WHAT YOU HAVE TO DO |
Retype the listing that follows, word for word.

-- start DATA RECORDS --

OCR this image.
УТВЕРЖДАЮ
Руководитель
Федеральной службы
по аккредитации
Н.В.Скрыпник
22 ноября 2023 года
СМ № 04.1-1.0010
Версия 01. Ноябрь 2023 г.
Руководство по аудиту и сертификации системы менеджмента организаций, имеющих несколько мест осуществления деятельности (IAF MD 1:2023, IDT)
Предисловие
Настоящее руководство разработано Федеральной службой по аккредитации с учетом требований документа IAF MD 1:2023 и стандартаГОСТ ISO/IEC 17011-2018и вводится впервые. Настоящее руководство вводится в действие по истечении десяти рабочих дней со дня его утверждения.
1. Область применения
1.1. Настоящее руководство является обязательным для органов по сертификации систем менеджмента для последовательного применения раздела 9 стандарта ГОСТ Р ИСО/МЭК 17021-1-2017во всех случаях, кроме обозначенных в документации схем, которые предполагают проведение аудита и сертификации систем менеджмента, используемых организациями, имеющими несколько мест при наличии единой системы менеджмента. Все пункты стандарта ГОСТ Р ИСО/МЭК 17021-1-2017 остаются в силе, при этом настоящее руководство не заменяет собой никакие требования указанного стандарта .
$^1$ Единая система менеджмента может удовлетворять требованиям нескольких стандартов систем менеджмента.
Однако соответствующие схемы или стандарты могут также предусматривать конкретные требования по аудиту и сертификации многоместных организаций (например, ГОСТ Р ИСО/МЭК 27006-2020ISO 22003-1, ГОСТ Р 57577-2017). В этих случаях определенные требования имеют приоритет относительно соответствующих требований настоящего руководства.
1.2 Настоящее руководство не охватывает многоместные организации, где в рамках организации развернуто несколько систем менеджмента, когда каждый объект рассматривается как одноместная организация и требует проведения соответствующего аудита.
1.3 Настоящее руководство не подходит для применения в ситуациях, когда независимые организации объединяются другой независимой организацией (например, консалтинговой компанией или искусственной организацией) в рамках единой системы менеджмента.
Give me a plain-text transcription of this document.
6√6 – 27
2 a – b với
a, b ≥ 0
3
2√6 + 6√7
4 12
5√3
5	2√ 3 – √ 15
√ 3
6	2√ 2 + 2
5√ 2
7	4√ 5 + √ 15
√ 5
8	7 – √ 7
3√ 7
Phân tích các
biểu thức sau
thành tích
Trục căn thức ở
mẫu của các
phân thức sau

-- end DATA RECORDS --

ANSWER |
OCR this image.
УТВЕРЖДАЮ
Руководитель
Федеральной службы
по аккредитации
Н.В.Скрыпник
22 ноября 2023 года
СМ № 04.1-1.0010
Версия 01. Ноябрь 2023 г.
Руководство по аудиту и сертификации системы менеджмента организаций, имеющих несколько мест осуществления деятельности (IAF MD 1:2023, IDT)
Предисловие
Настоящее руководство разработано Федеральной службой по аккредитации с учетом требований документа IAF MD 1:2023 и стандартаГОСТ ISO/IEC 17011-2018и вводится впервые. Настоящее руководство вводится в действие по истечении десяти рабочих дней со дня его утверждения.
1. Область применения
1.1. Настоящее руководство является обязательным для органов по сертификации систем менеджмента для последовательного применения раздела 9 стандарта ГОСТ Р ИСО/МЭК 17021-1-2017во всех случаях, кроме обозначенных в документации схем, которые предполагают проведение аудита и сертификации систем менеджмента, используемых организациями, имеющими несколько мест при наличии единой системы менеджмента. Все пункты стандарта ГОСТ Р ИСО/МЭК 17021-1-2017 остаются в силе, при этом настоящее руководство не заменяет собой никакие требования указанного стандарта .
$^1$ Единая система менеджмента может удовлетворять требованиям нескольких стандартов систем менеджмента.
Однако соответствующие схемы или стандарты могут также предусматривать конкретные требования по аудиту и сертификации многоместных организаций (например, ГОСТ Р ИСО/МЭК 27006-2020ISO 22003-1, ГОСТ Р 57577-2017). В этих случаях определенные требования имеют приоритет относительно соответствующих требований настоящего руководства.
1.2 Настоящее руководство не охватывает многоместные организации, где в рамках организации развернуто несколько систем менеджмента, когда каждый объект рассматривается как одноместная организация и требует проведения соответствующего аудита.
1.3 Настоящее руководство не подходит для применения в ситуациях, когда независимые организации объединяются другой независимой организацией (например, консалтинговой компанией или искусственной организацией) в рамках единой системы менеджмента.
Give me a plain-text transcription of this document.
6√6 – 27
2 a – b với
a, b ≥ 0
3
2√6 + 6√7
4 12
5√3
5	2√ 3 – √ 15
√ 3
6	2√ 2 + 2
5√ 2
7	4√ 5 + √ 15
√ 5
8	7 – √ 7
3√ 7
Phân tích các
biểu thức sau
thành tích
Trục căn thức ở
mẫu của các
phân thức sau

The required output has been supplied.